┌────────
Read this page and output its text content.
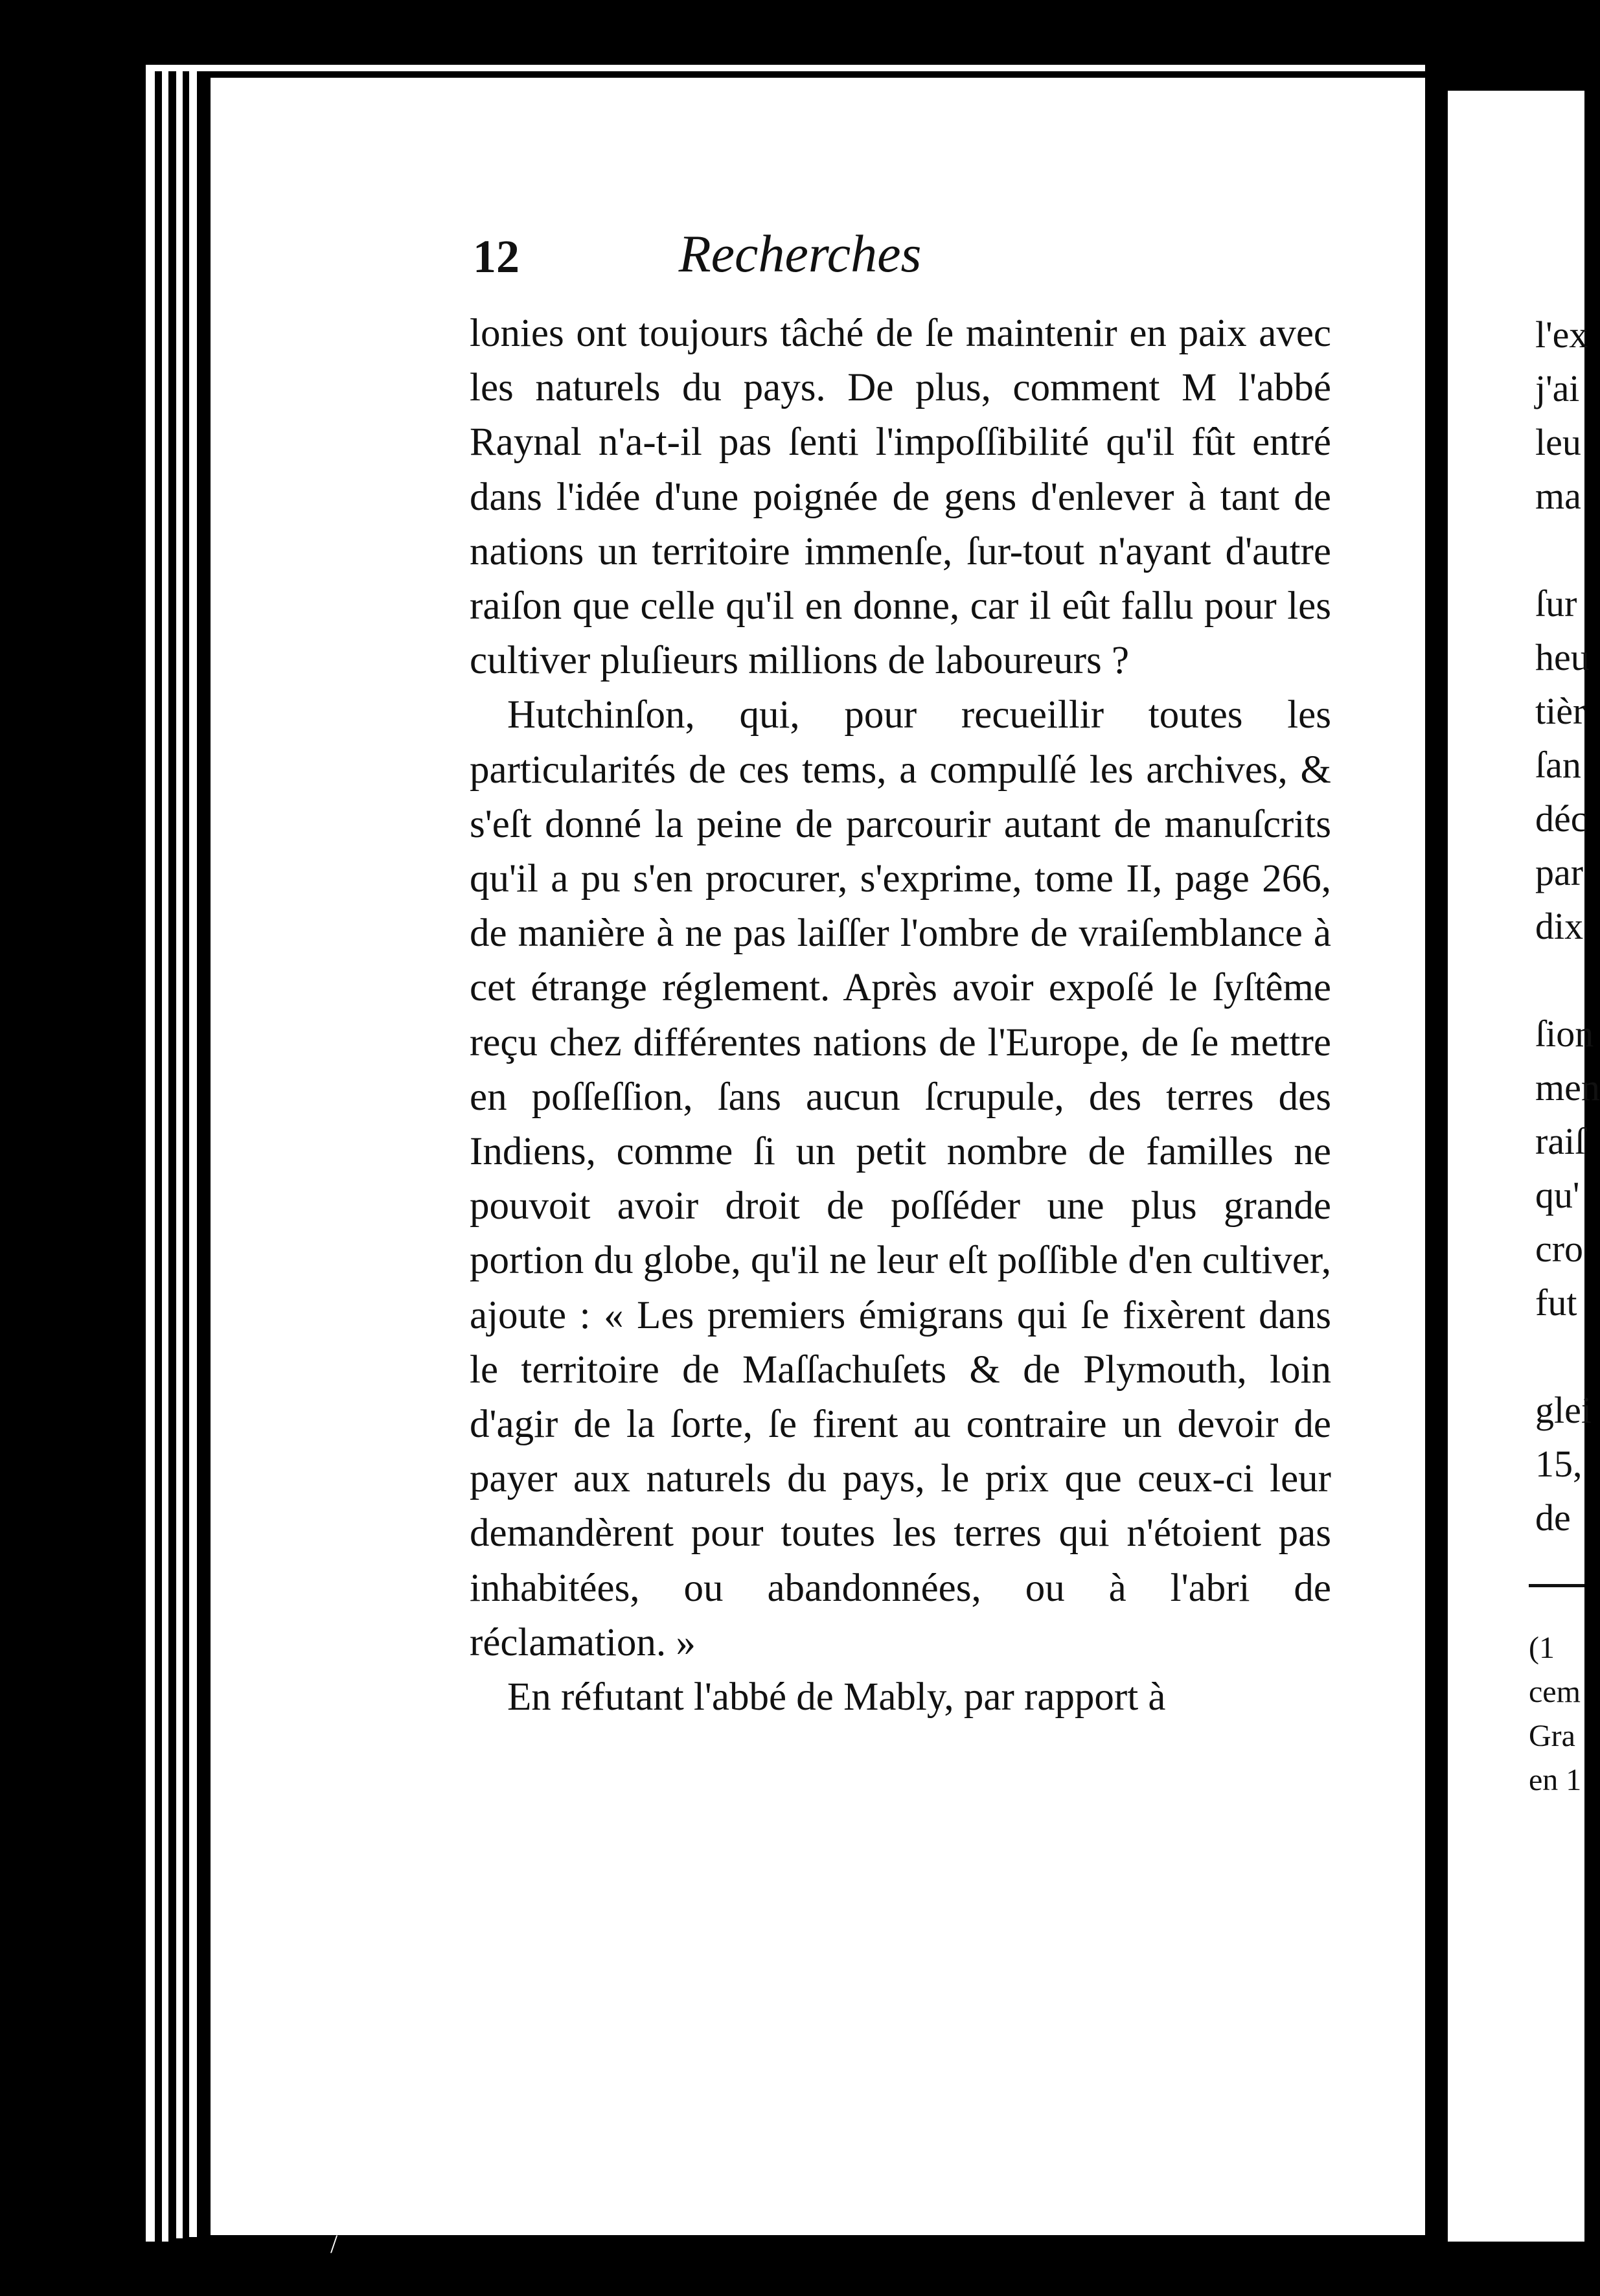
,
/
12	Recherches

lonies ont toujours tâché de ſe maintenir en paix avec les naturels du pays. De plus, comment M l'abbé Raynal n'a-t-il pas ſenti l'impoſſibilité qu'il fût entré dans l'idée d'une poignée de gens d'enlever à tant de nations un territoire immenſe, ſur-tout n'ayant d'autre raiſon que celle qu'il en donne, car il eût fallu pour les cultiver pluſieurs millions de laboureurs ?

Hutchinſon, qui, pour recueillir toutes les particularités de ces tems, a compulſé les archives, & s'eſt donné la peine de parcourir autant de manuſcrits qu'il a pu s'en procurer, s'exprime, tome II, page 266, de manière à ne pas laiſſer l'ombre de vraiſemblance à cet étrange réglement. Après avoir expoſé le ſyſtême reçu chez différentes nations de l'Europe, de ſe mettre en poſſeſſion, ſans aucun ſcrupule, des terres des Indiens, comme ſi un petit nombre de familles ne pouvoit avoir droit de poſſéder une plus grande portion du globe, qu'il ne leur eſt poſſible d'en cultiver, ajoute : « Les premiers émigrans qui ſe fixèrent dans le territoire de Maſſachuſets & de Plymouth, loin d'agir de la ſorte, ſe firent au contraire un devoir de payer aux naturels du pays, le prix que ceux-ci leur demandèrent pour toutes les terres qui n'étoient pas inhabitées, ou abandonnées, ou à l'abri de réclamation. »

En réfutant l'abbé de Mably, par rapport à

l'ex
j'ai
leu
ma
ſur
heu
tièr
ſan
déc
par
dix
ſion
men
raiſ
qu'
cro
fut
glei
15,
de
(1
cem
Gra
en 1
└────────
┌────────
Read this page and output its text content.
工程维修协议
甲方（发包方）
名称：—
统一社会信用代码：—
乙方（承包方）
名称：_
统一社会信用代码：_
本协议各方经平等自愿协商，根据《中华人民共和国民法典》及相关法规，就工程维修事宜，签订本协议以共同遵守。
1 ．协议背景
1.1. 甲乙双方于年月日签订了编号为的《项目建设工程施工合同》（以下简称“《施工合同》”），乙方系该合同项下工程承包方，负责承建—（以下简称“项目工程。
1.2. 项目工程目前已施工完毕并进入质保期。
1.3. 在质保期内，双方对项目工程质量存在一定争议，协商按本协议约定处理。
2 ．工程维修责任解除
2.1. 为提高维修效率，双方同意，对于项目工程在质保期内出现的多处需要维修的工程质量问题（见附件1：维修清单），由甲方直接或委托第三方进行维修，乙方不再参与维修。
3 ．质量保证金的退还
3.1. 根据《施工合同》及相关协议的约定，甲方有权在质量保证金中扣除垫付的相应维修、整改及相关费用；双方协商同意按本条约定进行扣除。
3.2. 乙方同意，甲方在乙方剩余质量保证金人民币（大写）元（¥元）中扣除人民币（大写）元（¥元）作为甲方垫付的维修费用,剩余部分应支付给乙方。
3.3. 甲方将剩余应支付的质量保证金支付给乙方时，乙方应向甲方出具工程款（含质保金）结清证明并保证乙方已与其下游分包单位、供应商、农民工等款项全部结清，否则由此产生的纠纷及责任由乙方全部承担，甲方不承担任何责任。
└────────
┌────────
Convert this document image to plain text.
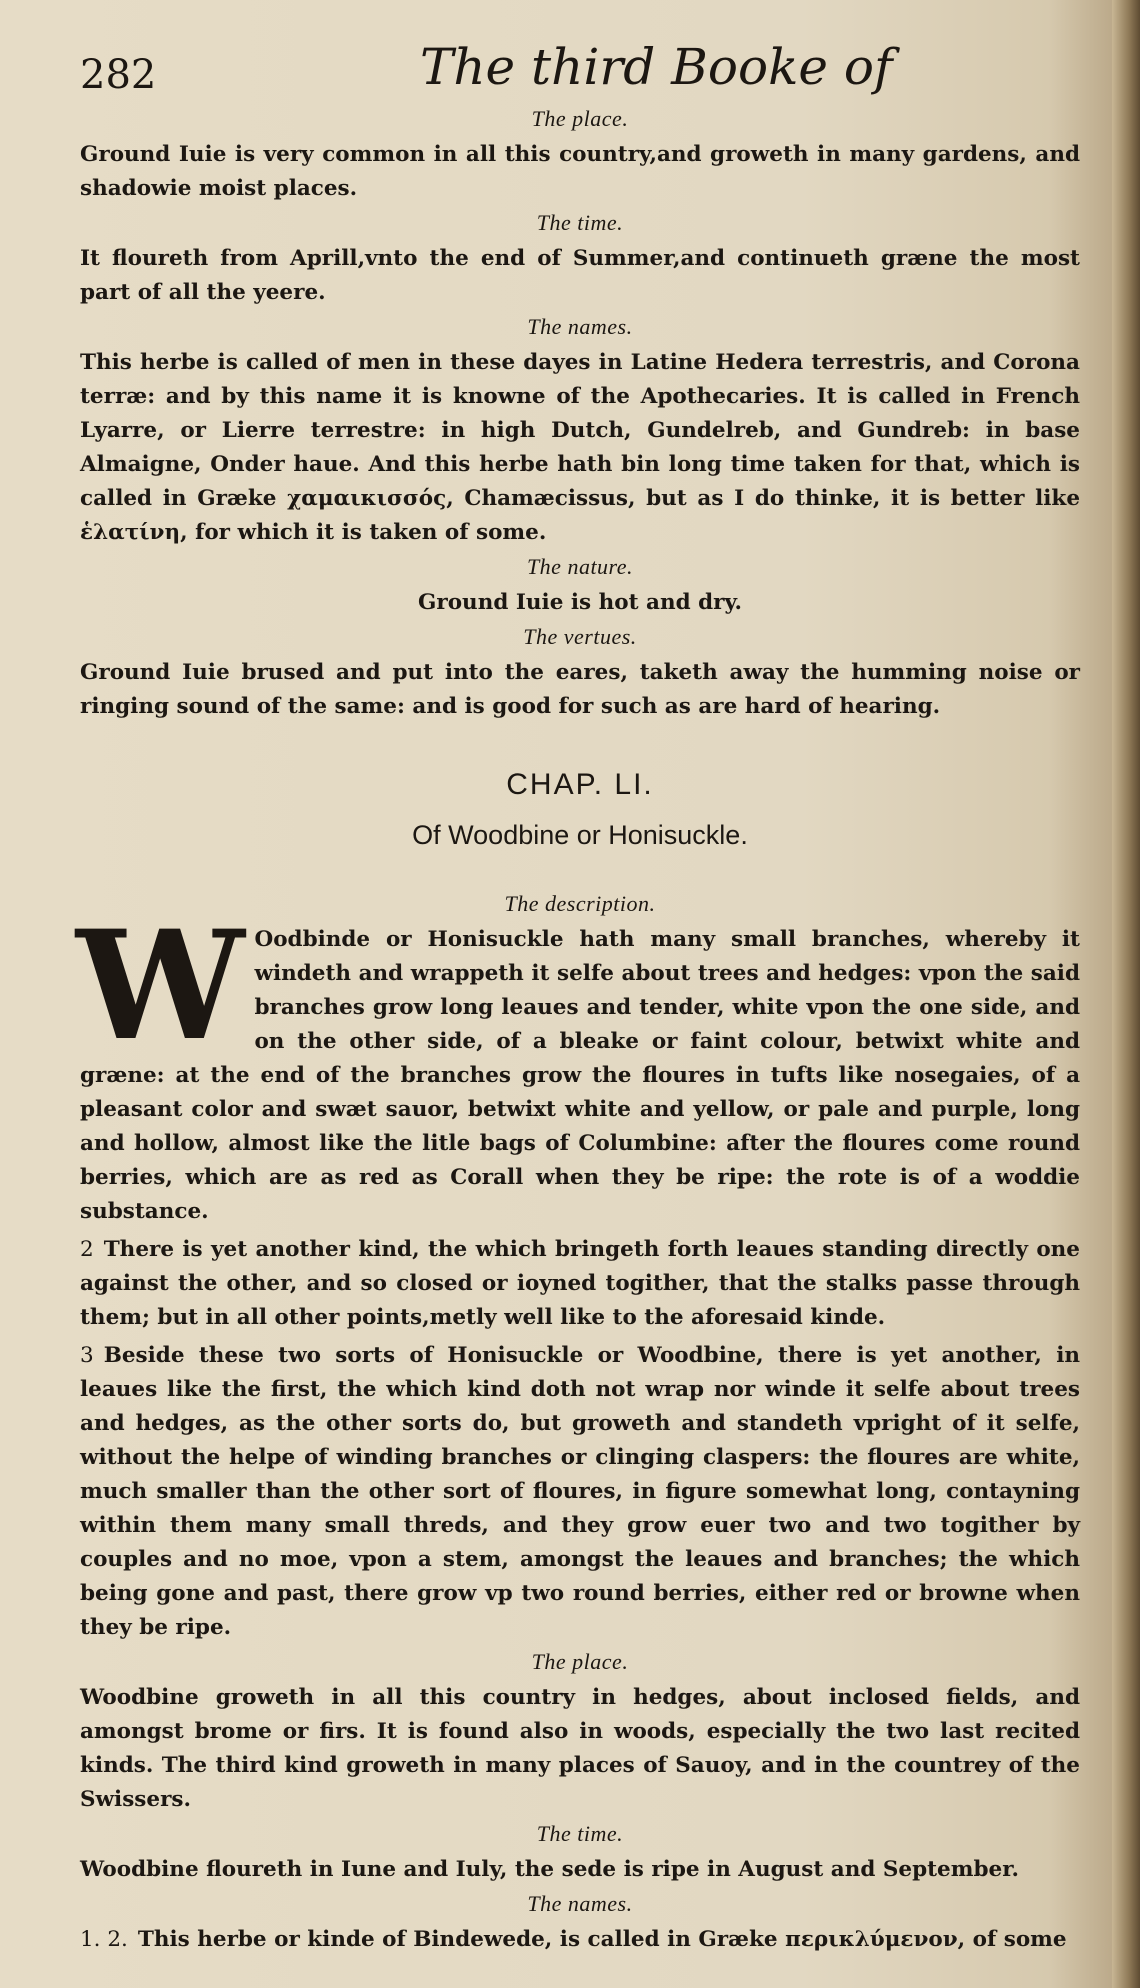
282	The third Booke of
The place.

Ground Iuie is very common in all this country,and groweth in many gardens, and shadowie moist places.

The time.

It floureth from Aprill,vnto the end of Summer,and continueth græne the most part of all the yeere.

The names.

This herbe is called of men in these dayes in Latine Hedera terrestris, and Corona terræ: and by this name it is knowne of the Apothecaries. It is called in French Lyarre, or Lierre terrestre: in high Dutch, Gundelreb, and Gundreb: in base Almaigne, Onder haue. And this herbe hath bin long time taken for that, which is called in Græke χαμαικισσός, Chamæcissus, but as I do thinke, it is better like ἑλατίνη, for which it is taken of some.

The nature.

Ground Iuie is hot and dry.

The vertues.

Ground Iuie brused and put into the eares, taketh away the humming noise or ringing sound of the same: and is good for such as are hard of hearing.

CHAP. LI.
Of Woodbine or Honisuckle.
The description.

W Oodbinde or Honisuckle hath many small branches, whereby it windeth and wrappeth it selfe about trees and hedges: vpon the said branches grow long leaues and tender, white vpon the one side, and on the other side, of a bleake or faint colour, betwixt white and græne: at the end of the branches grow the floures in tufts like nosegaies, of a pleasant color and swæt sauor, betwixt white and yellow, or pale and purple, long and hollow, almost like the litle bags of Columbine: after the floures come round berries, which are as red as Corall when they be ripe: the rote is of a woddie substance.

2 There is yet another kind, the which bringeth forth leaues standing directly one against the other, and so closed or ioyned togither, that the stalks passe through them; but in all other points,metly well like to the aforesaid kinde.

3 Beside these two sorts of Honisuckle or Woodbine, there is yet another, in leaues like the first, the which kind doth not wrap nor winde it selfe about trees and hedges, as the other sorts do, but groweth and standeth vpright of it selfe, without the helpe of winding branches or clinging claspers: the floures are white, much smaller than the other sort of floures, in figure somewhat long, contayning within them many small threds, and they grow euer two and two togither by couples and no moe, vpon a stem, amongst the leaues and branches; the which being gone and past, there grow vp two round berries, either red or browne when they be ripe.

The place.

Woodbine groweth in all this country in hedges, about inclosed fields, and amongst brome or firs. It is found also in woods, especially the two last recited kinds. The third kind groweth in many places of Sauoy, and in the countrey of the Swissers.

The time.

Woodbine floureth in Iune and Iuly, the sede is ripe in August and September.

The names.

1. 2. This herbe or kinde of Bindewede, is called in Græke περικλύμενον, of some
└────────
Goal of the exercise: Reproduce each line holding the word "施工合同".

Result for this task:
1.1. 甲乙双方于年月日签订了编号为的《项目建设工程施工合同》（以下简称“《施工合同》”），乙方系该合同项下工程承包方，负责承建—（以下简称“项目工程。
3.1. 根据《施工合同》及相关协议的约定，甲方有权在质量保证金中扣除垫付的相应维修、整改及相关费用；双方协商同意按本条约定进行扣除。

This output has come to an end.